Segment Open

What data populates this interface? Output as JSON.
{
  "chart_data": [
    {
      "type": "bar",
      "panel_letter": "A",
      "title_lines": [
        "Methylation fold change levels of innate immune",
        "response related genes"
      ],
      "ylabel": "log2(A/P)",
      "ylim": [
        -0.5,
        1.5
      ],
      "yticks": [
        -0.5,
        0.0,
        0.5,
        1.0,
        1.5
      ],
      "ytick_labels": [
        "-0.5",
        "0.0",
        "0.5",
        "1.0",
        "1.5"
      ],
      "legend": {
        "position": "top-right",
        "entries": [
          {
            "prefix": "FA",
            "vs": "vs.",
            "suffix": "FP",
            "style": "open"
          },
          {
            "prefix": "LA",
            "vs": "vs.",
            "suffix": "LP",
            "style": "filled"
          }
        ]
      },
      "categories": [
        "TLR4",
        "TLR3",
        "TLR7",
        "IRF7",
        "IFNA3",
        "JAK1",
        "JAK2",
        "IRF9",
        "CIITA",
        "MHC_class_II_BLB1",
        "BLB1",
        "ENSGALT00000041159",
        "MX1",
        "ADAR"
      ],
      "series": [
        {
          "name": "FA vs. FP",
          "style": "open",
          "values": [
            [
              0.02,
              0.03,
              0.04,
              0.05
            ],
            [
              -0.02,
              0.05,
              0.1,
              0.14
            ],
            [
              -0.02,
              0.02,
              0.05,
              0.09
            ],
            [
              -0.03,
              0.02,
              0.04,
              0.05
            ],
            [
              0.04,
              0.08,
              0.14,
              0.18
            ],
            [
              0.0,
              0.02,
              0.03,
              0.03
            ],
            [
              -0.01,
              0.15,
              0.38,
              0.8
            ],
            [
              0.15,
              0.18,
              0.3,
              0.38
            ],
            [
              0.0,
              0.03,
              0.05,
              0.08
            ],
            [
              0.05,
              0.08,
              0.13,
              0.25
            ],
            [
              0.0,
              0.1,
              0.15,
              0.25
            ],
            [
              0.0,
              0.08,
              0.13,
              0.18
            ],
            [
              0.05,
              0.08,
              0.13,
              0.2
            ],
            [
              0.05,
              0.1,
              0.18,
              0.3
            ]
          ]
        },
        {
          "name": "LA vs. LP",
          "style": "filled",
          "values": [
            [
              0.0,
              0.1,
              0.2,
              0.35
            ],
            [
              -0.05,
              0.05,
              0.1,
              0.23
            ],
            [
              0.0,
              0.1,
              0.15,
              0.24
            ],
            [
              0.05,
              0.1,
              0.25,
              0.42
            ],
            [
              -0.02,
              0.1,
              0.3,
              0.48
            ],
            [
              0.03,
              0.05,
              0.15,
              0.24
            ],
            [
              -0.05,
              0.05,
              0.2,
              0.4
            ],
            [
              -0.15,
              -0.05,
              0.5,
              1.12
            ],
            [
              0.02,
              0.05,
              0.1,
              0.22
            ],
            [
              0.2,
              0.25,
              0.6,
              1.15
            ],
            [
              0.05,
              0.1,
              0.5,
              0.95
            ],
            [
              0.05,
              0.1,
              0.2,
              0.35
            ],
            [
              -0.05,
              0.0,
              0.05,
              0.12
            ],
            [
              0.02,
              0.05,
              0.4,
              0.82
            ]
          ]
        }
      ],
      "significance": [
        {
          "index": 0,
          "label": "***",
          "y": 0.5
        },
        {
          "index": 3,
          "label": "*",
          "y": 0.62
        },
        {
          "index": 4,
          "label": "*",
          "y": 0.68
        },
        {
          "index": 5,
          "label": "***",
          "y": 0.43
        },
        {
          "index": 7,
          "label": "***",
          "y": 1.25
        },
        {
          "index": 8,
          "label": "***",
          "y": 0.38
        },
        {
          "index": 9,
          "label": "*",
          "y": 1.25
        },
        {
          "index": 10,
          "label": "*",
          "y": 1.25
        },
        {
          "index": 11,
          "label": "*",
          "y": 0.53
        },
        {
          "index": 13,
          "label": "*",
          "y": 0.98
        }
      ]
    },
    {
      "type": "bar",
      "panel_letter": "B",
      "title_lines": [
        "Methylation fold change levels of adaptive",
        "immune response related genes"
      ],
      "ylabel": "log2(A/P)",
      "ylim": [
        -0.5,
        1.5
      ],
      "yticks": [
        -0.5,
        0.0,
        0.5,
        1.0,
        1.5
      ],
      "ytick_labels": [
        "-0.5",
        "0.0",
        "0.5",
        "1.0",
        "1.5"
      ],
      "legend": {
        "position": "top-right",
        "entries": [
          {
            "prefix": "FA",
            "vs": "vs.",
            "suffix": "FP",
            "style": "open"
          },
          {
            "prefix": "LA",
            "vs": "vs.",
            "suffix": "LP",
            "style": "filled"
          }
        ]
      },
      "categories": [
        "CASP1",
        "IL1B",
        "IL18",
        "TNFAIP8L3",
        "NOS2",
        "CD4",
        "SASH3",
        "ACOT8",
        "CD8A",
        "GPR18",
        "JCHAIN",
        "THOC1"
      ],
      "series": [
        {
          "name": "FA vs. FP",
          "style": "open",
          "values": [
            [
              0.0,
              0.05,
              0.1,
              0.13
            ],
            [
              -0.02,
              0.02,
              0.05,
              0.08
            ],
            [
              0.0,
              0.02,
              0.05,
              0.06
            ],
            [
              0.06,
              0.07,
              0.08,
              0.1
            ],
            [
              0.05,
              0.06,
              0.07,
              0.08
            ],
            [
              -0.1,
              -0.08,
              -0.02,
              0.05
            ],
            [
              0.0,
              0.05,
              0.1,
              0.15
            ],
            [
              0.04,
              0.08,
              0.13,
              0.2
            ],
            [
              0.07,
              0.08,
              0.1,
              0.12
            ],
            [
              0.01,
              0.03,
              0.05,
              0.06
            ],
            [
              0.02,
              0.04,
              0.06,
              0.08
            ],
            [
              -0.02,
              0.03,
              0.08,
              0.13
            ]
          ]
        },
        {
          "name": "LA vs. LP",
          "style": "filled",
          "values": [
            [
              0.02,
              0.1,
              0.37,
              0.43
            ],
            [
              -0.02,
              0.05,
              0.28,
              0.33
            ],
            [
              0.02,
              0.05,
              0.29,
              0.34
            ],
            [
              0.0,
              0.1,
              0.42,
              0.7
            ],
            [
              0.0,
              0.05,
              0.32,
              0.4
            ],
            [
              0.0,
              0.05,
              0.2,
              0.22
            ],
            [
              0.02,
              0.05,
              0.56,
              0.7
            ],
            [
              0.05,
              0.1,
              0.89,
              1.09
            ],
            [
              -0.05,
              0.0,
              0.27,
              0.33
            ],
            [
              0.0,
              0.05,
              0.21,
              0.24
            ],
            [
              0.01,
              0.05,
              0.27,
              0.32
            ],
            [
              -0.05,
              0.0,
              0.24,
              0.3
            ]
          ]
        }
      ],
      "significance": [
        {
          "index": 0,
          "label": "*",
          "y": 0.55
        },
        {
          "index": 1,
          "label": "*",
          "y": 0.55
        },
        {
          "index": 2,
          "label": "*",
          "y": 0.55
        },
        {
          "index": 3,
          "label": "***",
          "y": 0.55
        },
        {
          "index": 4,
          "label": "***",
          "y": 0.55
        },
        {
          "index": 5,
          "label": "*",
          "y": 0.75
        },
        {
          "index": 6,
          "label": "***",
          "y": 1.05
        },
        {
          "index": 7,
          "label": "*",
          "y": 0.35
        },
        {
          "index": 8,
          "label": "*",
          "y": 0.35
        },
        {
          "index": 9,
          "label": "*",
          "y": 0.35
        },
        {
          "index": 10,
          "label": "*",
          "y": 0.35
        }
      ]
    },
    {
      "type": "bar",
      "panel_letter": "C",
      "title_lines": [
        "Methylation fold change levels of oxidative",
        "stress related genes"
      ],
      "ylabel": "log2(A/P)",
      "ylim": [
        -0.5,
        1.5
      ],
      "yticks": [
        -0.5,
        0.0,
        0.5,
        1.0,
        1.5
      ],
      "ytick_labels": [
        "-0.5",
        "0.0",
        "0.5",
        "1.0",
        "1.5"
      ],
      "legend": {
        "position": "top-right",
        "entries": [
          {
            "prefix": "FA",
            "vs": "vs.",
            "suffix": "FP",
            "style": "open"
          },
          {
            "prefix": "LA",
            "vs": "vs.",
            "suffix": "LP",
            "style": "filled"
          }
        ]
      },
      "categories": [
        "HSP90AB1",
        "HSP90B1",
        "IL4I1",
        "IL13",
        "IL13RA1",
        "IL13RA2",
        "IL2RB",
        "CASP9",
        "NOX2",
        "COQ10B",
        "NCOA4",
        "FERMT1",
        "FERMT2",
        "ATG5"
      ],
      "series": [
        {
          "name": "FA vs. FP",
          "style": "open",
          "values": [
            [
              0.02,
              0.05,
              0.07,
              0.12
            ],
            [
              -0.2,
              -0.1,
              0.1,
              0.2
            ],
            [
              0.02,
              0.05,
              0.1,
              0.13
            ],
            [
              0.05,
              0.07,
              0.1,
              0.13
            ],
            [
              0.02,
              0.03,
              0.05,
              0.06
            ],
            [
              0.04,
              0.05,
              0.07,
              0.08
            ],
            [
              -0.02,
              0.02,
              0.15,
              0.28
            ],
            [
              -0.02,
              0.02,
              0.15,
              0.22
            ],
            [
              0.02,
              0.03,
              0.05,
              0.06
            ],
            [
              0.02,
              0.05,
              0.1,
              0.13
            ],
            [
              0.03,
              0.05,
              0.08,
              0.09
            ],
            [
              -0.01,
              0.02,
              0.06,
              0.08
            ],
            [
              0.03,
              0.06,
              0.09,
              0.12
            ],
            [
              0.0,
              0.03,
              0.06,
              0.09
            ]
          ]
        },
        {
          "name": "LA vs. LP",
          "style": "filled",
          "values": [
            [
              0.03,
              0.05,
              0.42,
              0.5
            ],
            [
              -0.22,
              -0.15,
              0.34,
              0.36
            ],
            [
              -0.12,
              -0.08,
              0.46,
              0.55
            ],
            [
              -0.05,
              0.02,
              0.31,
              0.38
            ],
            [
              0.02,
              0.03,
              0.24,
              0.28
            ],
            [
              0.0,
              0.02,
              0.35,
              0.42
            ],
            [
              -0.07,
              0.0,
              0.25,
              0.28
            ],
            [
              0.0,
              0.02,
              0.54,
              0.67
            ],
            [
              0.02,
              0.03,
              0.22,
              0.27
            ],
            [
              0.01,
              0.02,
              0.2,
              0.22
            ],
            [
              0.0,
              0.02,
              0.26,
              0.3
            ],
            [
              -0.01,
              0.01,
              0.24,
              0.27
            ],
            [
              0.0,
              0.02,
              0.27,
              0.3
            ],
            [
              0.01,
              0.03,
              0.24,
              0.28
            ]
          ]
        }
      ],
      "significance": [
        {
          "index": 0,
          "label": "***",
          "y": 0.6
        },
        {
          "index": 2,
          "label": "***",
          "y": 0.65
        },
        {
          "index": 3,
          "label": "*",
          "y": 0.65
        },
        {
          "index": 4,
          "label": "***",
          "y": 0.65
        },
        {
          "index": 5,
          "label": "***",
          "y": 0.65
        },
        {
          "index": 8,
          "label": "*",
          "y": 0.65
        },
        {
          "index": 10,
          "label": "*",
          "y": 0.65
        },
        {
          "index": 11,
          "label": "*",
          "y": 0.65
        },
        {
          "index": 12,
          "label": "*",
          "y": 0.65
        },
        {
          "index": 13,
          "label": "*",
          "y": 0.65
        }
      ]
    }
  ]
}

Segment Closed

* _TASK OBJECTIVE_
Please give only the number of lines above that contain "fold".

* _ANSWER TO THE PROBLEM_
3